Source data

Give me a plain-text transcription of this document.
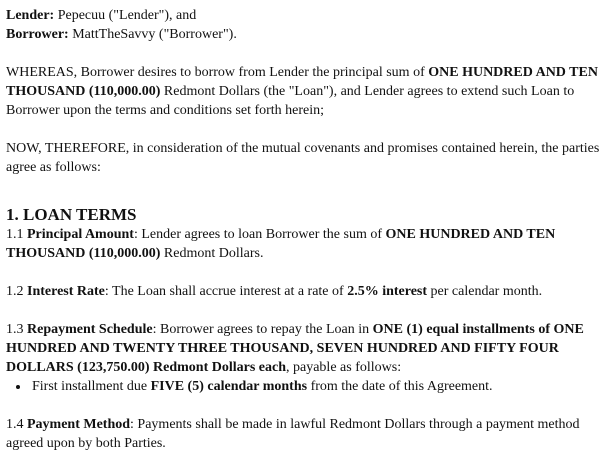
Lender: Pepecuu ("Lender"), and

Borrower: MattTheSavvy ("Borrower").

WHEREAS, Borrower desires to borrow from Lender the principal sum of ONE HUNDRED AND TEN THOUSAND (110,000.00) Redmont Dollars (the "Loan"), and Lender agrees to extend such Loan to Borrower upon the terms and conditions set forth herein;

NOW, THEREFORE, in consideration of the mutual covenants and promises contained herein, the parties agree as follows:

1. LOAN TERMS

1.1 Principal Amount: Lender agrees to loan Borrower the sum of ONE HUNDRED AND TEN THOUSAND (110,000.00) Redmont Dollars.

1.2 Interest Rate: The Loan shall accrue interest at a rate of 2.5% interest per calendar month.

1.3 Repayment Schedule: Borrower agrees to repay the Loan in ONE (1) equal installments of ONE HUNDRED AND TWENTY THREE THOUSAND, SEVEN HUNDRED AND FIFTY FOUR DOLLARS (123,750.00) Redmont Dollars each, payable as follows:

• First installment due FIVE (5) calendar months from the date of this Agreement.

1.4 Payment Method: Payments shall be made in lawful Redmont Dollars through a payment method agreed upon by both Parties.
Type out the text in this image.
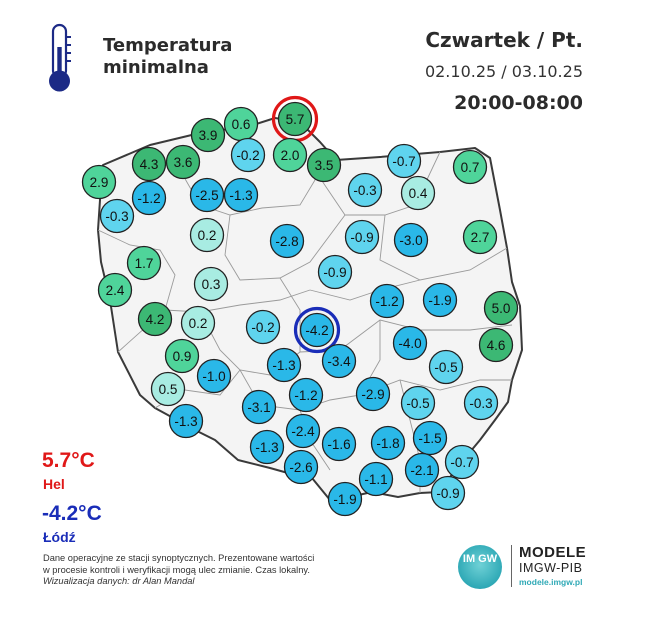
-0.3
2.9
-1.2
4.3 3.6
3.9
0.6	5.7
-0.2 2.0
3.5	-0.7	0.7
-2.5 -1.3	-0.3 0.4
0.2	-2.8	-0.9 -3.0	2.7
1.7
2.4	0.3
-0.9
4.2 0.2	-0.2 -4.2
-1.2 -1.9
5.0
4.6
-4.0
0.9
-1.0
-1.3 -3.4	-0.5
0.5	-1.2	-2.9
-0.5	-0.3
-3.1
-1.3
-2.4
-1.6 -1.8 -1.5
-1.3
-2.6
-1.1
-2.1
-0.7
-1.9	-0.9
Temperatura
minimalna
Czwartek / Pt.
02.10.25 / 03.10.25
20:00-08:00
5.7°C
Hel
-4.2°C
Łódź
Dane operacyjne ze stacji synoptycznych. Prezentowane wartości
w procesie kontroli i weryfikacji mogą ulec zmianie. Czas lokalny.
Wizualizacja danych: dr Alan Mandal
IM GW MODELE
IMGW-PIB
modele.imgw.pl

| Work to be completed |
Filter the entries above down to the lines containing the word "Lender".

| The output |
Lender: Pepecuu ("Lender"), and
WHEREAS, Borrower desires to borrow from Lender the principal sum of ONE HUNDRED AND TEN THOUSAND (110,000.00) Redmont Dollars (the "Loan"), and Lender agrees to extend such Loan to Borrower upon the terms and conditions set forth herein;
1.1 Principal Amount: Lender agrees to loan Borrower the sum of ONE HUNDRED AND TEN THOUSAND (110,000.00) Redmont Dollars.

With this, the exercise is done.